[begin INFORMATION PROVIDED]
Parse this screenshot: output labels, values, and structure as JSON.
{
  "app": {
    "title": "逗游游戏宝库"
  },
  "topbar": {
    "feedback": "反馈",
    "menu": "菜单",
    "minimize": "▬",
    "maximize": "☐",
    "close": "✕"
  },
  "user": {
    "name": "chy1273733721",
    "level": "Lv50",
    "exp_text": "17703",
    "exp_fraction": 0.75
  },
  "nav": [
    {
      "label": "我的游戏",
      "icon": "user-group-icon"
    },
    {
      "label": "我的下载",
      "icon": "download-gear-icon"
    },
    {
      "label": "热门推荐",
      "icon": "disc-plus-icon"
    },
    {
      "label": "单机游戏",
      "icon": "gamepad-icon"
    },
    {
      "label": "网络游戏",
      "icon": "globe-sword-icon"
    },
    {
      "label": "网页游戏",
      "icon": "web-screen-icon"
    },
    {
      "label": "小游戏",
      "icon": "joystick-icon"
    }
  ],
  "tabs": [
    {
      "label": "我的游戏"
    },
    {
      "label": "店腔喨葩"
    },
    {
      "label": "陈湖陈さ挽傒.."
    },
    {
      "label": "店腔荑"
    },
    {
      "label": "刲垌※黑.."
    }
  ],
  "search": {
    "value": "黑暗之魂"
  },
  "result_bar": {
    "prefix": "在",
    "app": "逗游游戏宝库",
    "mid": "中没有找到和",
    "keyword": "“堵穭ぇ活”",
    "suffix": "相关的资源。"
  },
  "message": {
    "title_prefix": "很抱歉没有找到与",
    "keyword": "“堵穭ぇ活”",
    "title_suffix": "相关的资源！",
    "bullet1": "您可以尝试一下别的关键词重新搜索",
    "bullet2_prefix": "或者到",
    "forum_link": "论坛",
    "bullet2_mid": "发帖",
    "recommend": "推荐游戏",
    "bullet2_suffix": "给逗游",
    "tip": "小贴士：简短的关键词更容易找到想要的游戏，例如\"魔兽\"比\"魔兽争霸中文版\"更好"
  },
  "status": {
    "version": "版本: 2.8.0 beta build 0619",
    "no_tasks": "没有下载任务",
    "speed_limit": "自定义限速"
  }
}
[end INFORMATION PROVIDED]
» SHORT TASK
Scan the records above for the string "icon", then select every line that holds it.

» SOLUTION TO THIS PROBLEM
      "icon": "user-group-icon"
      "icon": "download-gear-icon"
      "icon": "disc-plus-icon"
      "icon": "gamepad-icon"
      "icon": "globe-sword-icon"
      "icon": "web-screen-icon"
      "icon": "joystick-icon"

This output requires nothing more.